Task to complete -> Sort through the data and copy the lines holding the word "Archidiocèse".

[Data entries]
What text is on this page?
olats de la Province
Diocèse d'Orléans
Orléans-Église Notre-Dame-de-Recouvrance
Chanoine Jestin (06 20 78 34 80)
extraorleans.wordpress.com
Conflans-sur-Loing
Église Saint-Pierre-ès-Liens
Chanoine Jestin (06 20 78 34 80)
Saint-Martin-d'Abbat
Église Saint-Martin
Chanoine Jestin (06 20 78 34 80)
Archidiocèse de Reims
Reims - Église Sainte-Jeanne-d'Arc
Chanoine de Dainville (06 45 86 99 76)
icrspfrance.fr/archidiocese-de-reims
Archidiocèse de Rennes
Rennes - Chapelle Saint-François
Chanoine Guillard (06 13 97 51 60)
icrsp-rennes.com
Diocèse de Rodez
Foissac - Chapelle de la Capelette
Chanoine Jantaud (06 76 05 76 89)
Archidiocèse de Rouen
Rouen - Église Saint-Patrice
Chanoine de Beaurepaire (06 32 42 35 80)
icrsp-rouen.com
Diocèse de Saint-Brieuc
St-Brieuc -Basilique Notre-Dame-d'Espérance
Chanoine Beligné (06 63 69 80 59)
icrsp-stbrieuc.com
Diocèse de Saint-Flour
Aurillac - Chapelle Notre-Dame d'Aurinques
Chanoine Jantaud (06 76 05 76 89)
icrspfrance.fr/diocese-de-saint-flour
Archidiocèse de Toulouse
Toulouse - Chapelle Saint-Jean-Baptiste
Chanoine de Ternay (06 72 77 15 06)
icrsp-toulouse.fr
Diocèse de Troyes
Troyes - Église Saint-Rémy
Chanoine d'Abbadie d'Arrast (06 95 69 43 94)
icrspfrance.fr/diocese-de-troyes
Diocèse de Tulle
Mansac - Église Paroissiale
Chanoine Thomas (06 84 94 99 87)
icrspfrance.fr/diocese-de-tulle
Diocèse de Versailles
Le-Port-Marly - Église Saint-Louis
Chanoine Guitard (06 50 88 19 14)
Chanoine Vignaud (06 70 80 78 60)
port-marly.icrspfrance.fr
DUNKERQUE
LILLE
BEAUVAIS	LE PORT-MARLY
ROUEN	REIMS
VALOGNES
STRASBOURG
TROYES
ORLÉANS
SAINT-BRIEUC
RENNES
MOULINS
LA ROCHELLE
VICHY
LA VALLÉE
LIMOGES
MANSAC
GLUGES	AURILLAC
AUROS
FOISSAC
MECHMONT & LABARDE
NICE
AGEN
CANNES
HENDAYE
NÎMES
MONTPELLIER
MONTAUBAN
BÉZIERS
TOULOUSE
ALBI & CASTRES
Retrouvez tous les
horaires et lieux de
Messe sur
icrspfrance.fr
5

Exercise answer ->
Archidiocèse de Reims
Archidiocèse de Rennes
Archidiocèse de Rouen
Archidiocèse de Toulouse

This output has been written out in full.